**Task directions:**
Give the count of lines in the data that include "ἀπόστασιν", with no other words.

**Items:**
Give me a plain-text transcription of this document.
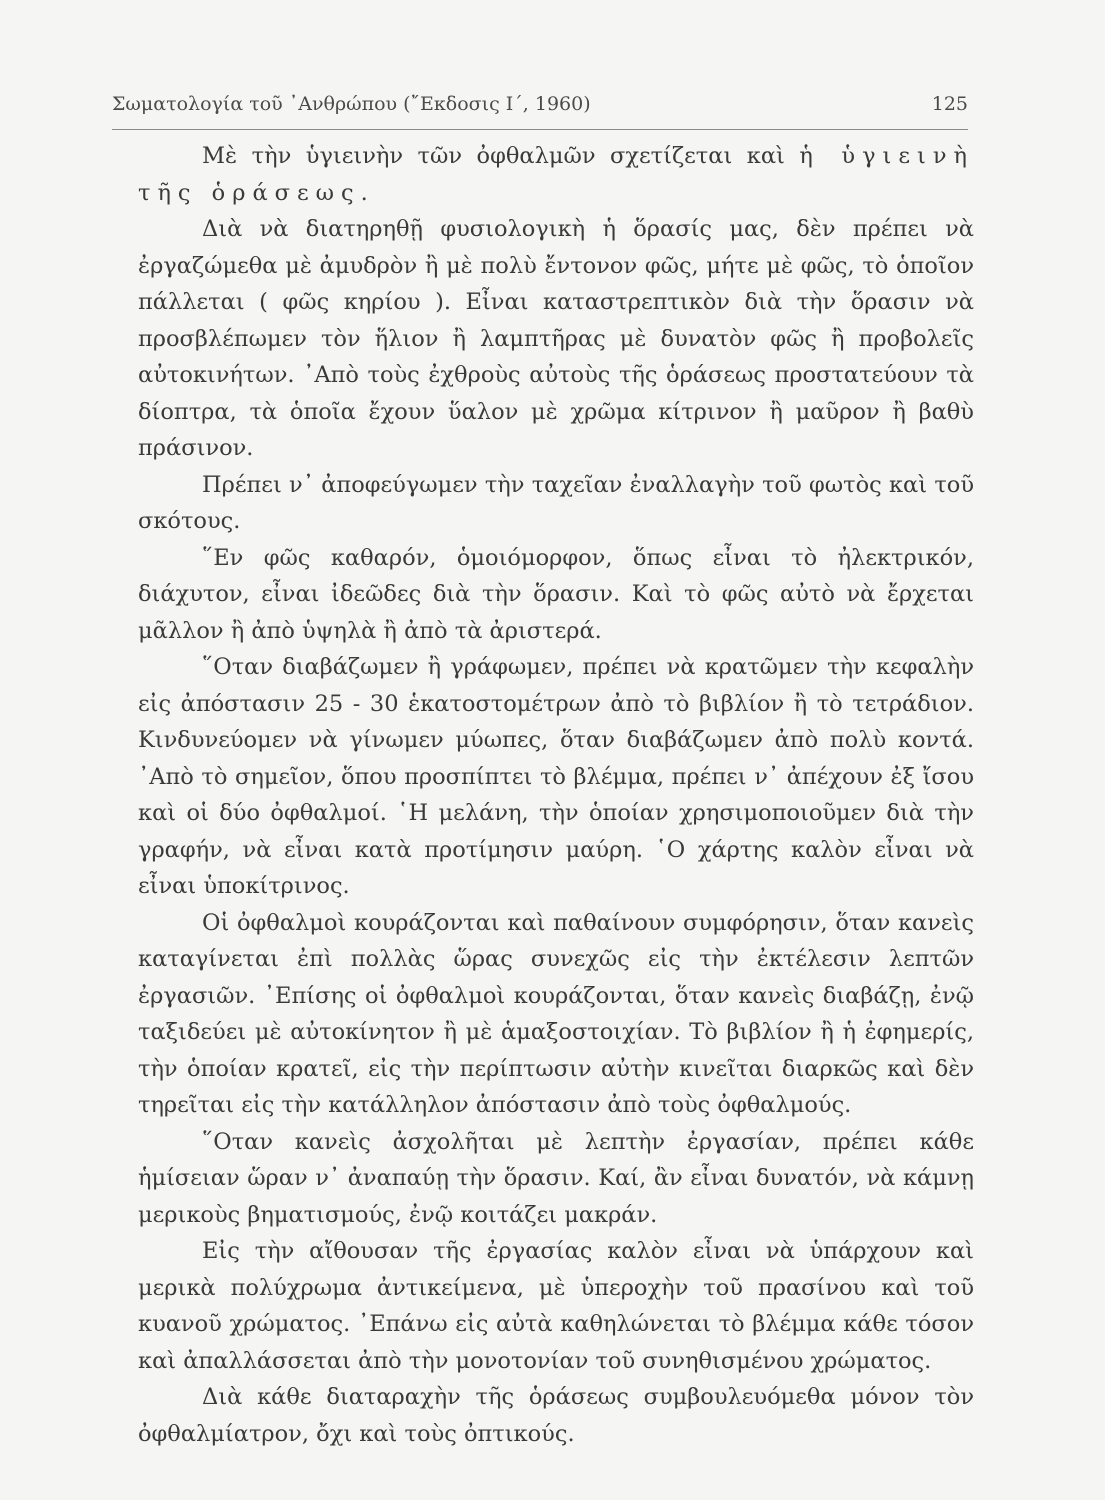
Σωματολογία τοῦ ᾿Ανθρώπου (῎Εκδοσις Ι΄, 1960)	125

Μὲ τὴν ὑγιεινὴν τῶν ὀφθαλμῶν σχετίζεται καὶ ἡ ὑγιεινὴ τῆς ὁράσεως.

Διὰ νὰ διατηρηθῇ φυσιολογικὴ ἡ ὅρασίς μας, δὲν πρέπει νὰ ἐργαζώμεθα μὲ ἀμυδρὸν ἢ μὲ πολὺ ἔντονον φῶς, μήτε μὲ φῶς, τὸ ὁποῖον πάλλεται ( φῶς κηρίου ). Εἶναι καταστρεπτικὸν διὰ τὴν ὅρασιν νὰ προσβλέπωμεν τὸν ἥλιον ἢ λαμπτῆρας μὲ δυνατὸν φῶς ἢ προβολεῖς αὐτοκινήτων. ᾿Απὸ τοὺς ἐχθροὺς αὐτοὺς τῆς ὁράσεως προστατεύουν τὰ δίοπτρα, τὰ ὁποῖα ἔχουν ὕαλον μὲ χρῶμα κίτρινον ἢ μαῦρον ἢ βαθὺ πράσινον.

Πρέπει ν᾿ ἀποφεύγωμεν τὴν ταχεῖαν ἐναλλαγὴν τοῦ φωτὸς καὶ τοῦ σκότους.

῞Εν φῶς καθαρόν, ὁμοιόμορφον, ὅπως εἶναι τὸ ἠλεκτρικόν, διάχυτον, εἶναι ἰδεῶδες διὰ τὴν ὅρασιν. Καὶ τὸ φῶς αὐτὸ νὰ ἔρχεται μᾶλλον ἢ ἀπὸ ὑψηλὰ ἢ ἀπὸ τὰ ἀριστερά.

῞Οταν διαβάζωμεν ἢ γράφωμεν, πρέπει νὰ κρατῶμεν τὴν κεφαλὴν εἰς ἀπόστασιν 25 - 30 ἑκατοστομέτρων ἀπὸ τὸ βιβλίον ἢ τὸ τετράδιον. Κινδυνεύομεν νὰ γίνωμεν μύωπες, ὅταν διαβάζωμεν ἀπὸ πολὺ κοντά. ᾿Απὸ τὸ σημεῖον, ὅπου προσπίπτει τὸ βλέμμα, πρέπει ν᾿ ἀπέχουν ἐξ ἴσου καὶ οἱ δύο ὀφθαλμοί. ῾Η μελάνη, τὴν ὁποίαν χρησιμοποιοῦμεν διὰ τὴν γραφήν, νὰ εἶναι κατὰ προτίμησιν μαύρη. ῾Ο χάρτης καλὸν εἶναι νὰ εἶναι ὑποκίτρινος.

Οἱ ὀφθαλμοὶ κουράζονται καὶ παθαίνουν συμφόρησιν, ὅταν κανεὶς καταγίνεται ἐπὶ πολλὰς ὥρας συνεχῶς εἰς τὴν ἐκτέλεσιν λεπτῶν ἐργασιῶν. ᾿Επίσης οἱ ὀφθαλμοὶ κουράζονται, ὅταν κανεὶς διαβάζῃ, ἐνῷ ταξιδεύει μὲ αὐτοκίνητον ἢ μὲ ἁμαξοστοιχίαν. Τὸ βιβλίον ἢ ἡ ἐφημερίς, τὴν ὁποίαν κρατεῖ, εἰς τὴν περίπτωσιν αὐτὴν κινεῖται διαρκῶς καὶ δὲν τηρεῖται εἰς τὴν κατάλληλον ἀπόστασιν ἀπὸ τοὺς ὀφθαλμούς.

῞Οταν κανεὶς ἀσχολῆται μὲ λεπτὴν ἐργασίαν, πρέπει κάθε ἡμίσειαν ὥραν ν᾿ ἀναπαύῃ τὴν ὅρασιν. Καί, ἂν εἶναι δυνατόν, νὰ κάμνῃ μερικοὺς βηματισμούς, ἐνῷ κοιτάζει μακράν.

Εἰς τὴν αἴθουσαν τῆς ἐργασίας καλὸν εἶναι νὰ ὑπάρχουν καὶ μερικὰ πολύχρωμα ἀντικείμενα, μὲ ὑπεροχὴν τοῦ πρασίνου καὶ τοῦ κυανοῦ χρώματος. ᾿Επάνω εἰς αὐτὰ καθηλώνεται τὸ βλέμμα κάθε τόσον καὶ ἀπαλλάσσεται ἀπὸ τὴν μονοτονίαν τοῦ συνηθισμένου χρώματος.

Διὰ κάθε διαταραχὴν τῆς ὁράσεως συμβουλευόμεθα μόνον τὸν ὀφθαλμίατρον, ὄχι καὶ τοὺς ὀπτικούς.
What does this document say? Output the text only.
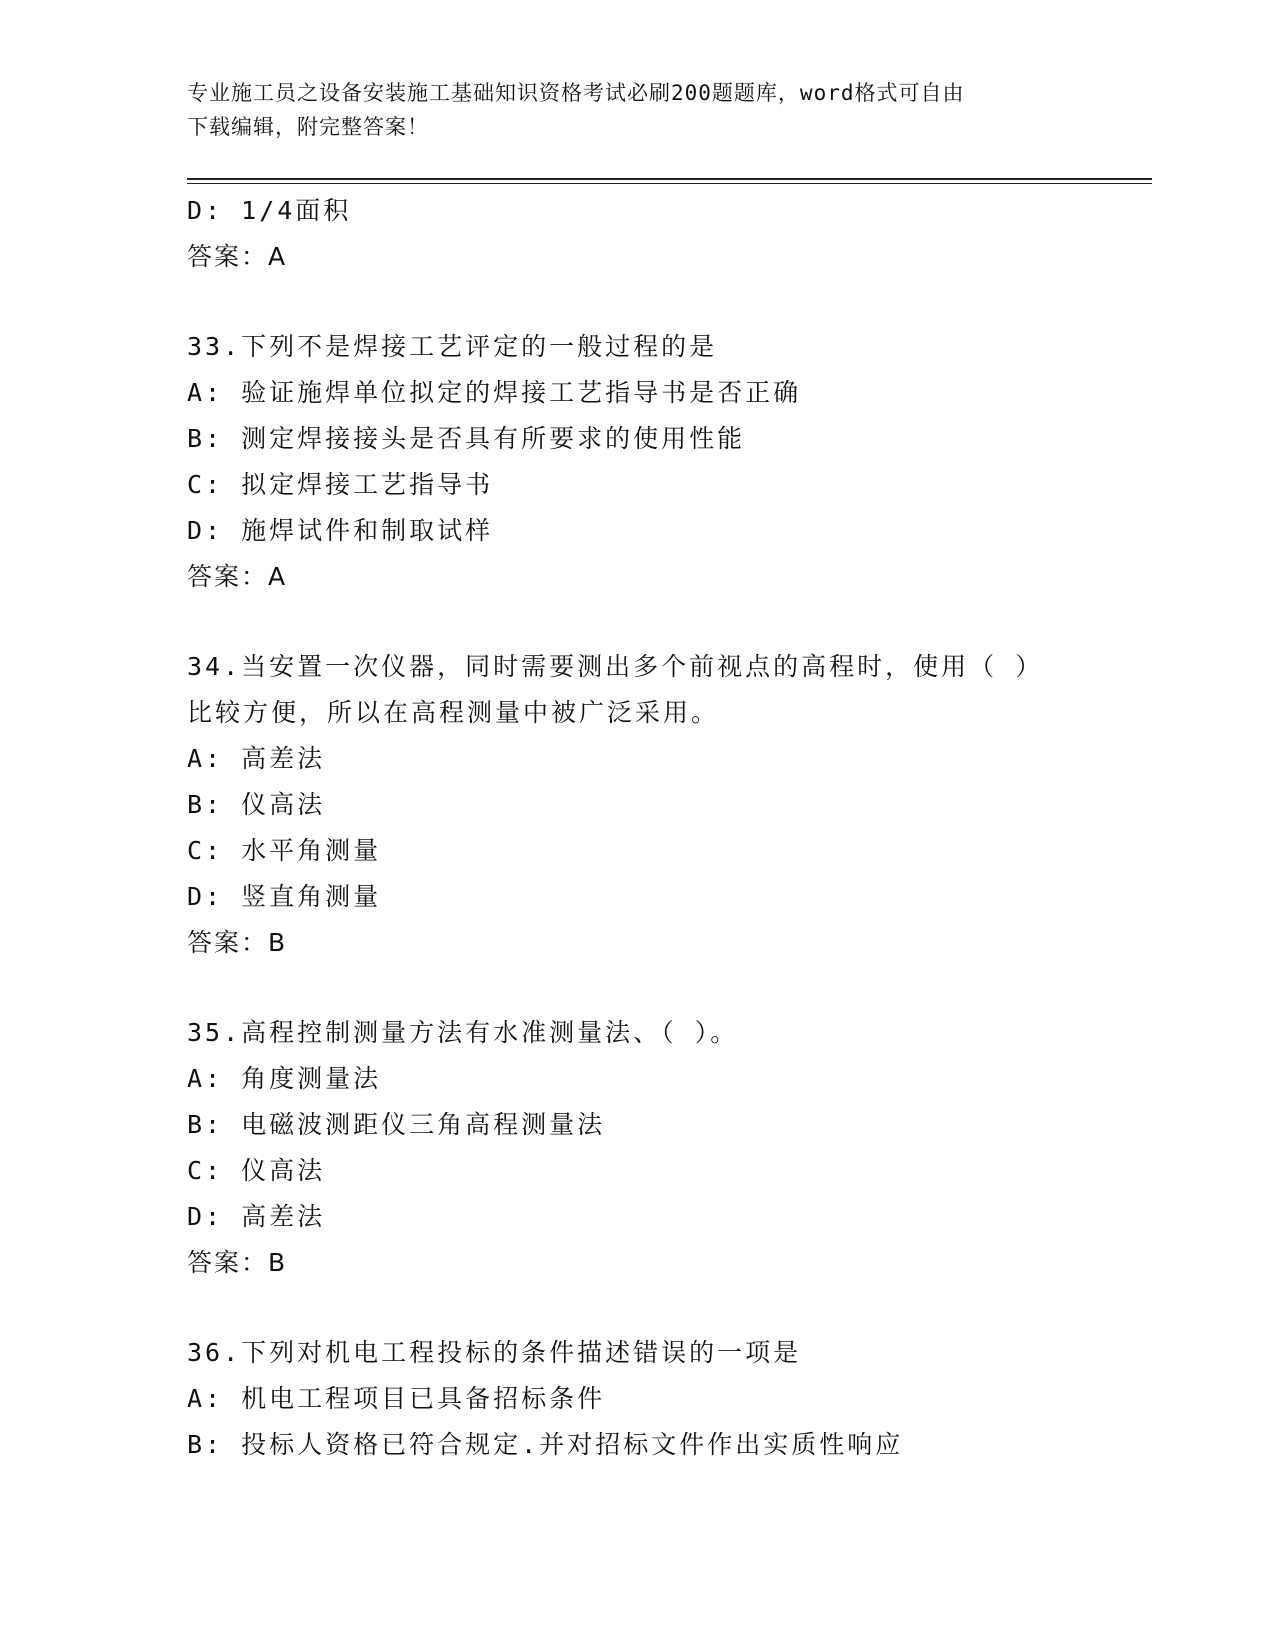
专业施工员之设备安装施工基础知识资格考试必刷200题题库，word格式可自由
下载编辑，附完整答案！
D: 1/4面积
答案：A
33.下列不是焊接工艺评定的一般过程的是
A: 验证施焊单位拟定的焊接工艺指导书是否正确
B: 测定焊接接头是否具有所要求的使用性能
C: 拟定焊接工艺指导书
D: 施焊试件和制取试样
答案：A
34.当安置一次仪器，同时需要测出多个前视点的高程时，使用（ ）
比较方便，所以在高程测量中被广泛采用。
A: 高差法
B: 仪高法
C: 水平角测量
D: 竖直角测量
答案：B
35.高程控制测量方法有水准测量法、（ ）。
A: 角度测量法
B: 电磁波测距仪三角高程测量法
C: 仪高法
D: 高差法
答案：B
36.下列对机电工程投标的条件描述错误的一项是
A: 机电工程项目已具备招标条件
B: 投标人资格已符合规定.并对招标文件作出实质性响应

**Solution for this problem:**
2